> [Problem A] Decide whether each statement agrees with the article on Scotland's school standards, answering yes or no and quoting the words that settle it: (i) In Scotland, a record 80.3% of pupils across P1, P4 and P7 reached expected levels in numeracy. (ii) In England in 2024, 65% of 11-year-olds met the expected standard in all of reading, writing and maths. (iii) Scotland's pupil-to-teacher ratio has stayed between 13.6/1 and 13.2/1 for six years.
> [Problem B] Write a continuation of the article on Scotland's school standards, picking up after its final sentence.

> [Page text]
※

Privately-educated Alex Massie of the Times with more fake news on Scotland’s state schools

Professor John Robertson OBA, former schoolteacher, education lecturer and Associate Dean (Quality Assurance) Faculty of Education, UWS

Alex Massie of the Times and Spectator, today claims:

Scotland’s schools are failing, but it doesn’t have to be this way

He’s right. It doesn’t have to be this way because it isn’t. Massie knows little of anything but of education, even less.

Massie was educated at St. Mary’s School, MelroseGlenalmond College in Perthshire and at Trinity College Dublin but offers no detail of degree subject or classification. Given the kind of guy he seems, a first would have been mentioned.

What he doesn’t know:

From Literacy and numeracy standards reach record high, published December 10th 2024:

The proportion of pupils achieving the expected level in literacy and numeracy across primary and secondary schools has reached a new high, officials figures show.

For numeracy, a record 80.3% of pupils across P1, P4 and P7 reached expected levels, while S3 also reached a new high of 90.3%. For literacy, achievement is also now at a record high in both primary (74%) and secondary (88.3%).

The attainment gap between young people from the most and least deprived areas meeting standards in literacy has also reached a new low, according to the latest Achievement of Curriculum for Excellence levels 2023-24 (ACEL) statistics.1

In England, on 9 July 2024, for 11 year-olds [P7]:

[Only] 61% of pupils reached the expected standard in all of reading, writing and maths, up from 60% in 2023. This is below 2019 attainment, where 65% of pupils met the standard.2

Direct comparison with education in other countries is not always reliable but had this stark contrast [32% better] operated in the opposite direction, with England at 80% and Scotland at 61%, you can be sure our media would be all over it.

What has made Scotland’s success possible after 17 years of SNP rule?

While there will be other factors, the ratio of pupils to teachers is recognised by researchers and in common sense, to be crucial.

In Scotland, as of 10 December 2024, there was a teacher for every 13.3 pupils.3 This ratio has been in the range 13.6/1 to 13.2/1 for six years.

※

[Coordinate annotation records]
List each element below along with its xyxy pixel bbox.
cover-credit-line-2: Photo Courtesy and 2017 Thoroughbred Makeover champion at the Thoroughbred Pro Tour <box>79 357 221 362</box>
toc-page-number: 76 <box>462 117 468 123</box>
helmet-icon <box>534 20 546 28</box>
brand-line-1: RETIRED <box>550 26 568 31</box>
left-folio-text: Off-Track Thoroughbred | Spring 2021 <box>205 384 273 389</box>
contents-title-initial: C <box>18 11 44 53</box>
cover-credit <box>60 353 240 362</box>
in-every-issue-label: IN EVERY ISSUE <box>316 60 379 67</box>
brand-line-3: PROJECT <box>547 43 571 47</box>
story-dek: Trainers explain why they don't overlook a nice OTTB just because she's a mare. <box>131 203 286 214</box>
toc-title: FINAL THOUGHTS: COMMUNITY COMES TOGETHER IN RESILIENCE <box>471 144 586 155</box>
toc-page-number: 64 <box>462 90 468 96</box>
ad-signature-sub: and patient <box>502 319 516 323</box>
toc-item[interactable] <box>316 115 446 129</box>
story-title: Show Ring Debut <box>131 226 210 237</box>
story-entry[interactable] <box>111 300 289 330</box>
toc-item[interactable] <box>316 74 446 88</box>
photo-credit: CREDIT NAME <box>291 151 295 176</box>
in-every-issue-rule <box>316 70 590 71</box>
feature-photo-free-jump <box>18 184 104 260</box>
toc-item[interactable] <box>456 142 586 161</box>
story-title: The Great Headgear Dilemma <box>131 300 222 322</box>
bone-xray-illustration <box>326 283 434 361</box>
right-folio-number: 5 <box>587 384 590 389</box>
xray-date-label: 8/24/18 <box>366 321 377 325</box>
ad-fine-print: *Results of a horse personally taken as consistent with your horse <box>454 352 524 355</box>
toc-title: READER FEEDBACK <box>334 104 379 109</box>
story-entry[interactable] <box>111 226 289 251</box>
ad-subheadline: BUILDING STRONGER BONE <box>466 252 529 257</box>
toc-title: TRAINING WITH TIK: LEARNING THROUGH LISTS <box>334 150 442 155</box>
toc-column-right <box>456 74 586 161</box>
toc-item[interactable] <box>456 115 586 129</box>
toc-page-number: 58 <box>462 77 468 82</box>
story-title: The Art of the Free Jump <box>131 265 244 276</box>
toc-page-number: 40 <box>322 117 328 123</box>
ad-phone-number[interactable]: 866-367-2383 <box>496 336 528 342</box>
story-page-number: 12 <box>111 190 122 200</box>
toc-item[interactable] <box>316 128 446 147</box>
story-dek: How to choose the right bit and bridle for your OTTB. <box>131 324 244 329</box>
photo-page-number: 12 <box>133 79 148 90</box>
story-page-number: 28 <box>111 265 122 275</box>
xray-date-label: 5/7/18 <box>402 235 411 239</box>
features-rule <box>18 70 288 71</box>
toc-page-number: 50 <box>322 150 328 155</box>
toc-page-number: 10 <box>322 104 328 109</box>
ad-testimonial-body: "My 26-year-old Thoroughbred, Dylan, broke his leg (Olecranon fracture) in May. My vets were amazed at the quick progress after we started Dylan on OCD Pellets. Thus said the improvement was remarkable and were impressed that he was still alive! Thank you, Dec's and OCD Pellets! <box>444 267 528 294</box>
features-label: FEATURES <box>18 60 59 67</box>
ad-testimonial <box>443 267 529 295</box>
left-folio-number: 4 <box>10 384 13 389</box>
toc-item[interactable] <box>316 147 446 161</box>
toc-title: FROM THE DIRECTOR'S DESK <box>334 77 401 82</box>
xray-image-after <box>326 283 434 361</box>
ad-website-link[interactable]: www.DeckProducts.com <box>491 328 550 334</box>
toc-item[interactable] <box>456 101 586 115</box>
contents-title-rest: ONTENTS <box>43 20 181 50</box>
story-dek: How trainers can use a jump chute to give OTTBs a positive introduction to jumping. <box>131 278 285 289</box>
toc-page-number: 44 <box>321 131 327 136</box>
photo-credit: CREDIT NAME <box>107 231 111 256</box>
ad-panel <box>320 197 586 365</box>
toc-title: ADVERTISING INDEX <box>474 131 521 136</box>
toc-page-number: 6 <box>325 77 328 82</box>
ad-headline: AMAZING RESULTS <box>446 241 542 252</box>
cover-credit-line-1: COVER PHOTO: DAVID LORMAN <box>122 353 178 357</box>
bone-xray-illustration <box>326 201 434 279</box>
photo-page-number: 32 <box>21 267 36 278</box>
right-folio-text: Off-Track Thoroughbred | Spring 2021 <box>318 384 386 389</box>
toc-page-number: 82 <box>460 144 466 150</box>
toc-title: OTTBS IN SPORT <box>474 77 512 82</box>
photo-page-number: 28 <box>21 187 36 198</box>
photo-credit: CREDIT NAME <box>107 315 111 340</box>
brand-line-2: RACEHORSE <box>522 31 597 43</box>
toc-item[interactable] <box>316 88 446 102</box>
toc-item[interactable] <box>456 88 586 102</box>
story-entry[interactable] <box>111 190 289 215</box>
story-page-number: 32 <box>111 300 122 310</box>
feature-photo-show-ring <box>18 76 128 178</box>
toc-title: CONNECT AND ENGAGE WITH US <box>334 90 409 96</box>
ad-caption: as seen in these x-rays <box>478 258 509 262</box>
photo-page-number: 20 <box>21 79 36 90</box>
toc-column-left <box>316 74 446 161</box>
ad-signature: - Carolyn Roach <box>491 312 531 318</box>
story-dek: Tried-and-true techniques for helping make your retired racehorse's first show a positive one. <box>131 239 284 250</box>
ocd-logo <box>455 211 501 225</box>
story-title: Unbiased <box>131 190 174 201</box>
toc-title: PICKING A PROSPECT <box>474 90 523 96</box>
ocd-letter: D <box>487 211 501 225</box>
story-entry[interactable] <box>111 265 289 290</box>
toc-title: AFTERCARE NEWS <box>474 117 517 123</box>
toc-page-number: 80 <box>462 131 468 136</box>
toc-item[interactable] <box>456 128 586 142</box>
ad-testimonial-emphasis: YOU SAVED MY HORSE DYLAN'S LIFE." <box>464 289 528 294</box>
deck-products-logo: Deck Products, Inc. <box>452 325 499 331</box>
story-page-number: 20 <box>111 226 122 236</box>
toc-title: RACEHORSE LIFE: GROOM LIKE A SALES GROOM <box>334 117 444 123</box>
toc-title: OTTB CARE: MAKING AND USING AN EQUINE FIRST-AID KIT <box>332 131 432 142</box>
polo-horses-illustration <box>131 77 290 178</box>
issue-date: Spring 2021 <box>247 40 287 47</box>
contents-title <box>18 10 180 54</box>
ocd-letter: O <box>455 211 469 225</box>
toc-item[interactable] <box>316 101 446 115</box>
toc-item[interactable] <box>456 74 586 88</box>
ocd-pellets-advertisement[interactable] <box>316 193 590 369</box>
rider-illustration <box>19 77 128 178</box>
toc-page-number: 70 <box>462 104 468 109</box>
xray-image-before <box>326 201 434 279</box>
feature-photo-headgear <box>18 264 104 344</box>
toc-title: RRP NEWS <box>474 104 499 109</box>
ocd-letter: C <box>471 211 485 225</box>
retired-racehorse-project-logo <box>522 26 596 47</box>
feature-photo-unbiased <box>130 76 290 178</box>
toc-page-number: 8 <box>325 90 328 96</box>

※

> [Exercise response A]
(i) Yes: "For numeracy, a record 80.3% of pupils across P1, P4 and P7 reached expected levels"
(ii) No: "61% of pupils reached the expected standard in all of reading, writing and maths, up from 60% in 2023. This is below 2019 attainment, where 65% of pupils met the standard."
(iii) Yes: "This ratio has been in the range 13.6/1 to 13.2/1 for six years."

> [Exercise response B]
In England? a teacher for every 18 pupils, 5 more, – 36% worse.4

Sources:

  1. https://www.gov.scot/news/literacy-and-numeracy-standards-reach-record-high/?s=03
  2. https://explore-education-statistics.service.gov.uk/find-statistics/key-stage-2-attainment-national-headlines#:~:text=In%202024%2C%2061%25%20of%20pupils,of%20pupils%20met%20the%20standard.
  3. https://www.gov.scot/publications/summary-statistics-for-schools-in-scotland-2024/
  4. https://www.gov.scot/publications/pupil-projections-implications-teacher-resourcing-needs-scotland-education-workforce-modelling-research/pages/4/

Support Scots Independent, Scotland’s oldest pro-independence newspaper and host of the OBA (Oliver Brown Award) with my regular column on media coverage at: https://scotsindependent.scot/FWShop/shop/

The Oliver Brown Award for advancing the cause of Scotland’s self respect, previously awarded to Dr Philippa Whitford, Alex Salmond and Sean Connery: https://scotsindependent.scot/?page_id=116

About Oliver Brown, the first Scottish National Party candidate to save his deposit in a Parliamentary election: https://en.wikipedia.org/wiki/Oliver_Brown_(Scottish_activis

5 thoughts on “Privately-educated Alex Massie of the Times with more fake news on Scotland’s state schools

  1. He will, probably, have had a blether with Lindsay Paterson who seems to be doing the rounds bad mouthing Scottish education, with risible catastrophic claims.

    Liked by 2 people

  2. At a very basic level, there is something fundamentally suspect about relentlessly taking a complex, multi-faceted aspect of public policy and service delivery – one that a majority rely on daily for the crucial task of educating our children and grandchildren – and seek to exploit people’s natural concerns in this way.

    It is not a binary matter – it is NOT ‘all is good in Scotland’s education system’ or all is ‘very bad’. It never has been and, intuitively, never will be – anywhere!

    It is not a binary – a ‘knowledge-based curriculum’ should be in place but the importance of ‘knowledge’ in the curriculum is denied within Scotland’s education system. Proponents of the former position would seem to have us believe it’s ‘black or white’, ‘all or nothing’!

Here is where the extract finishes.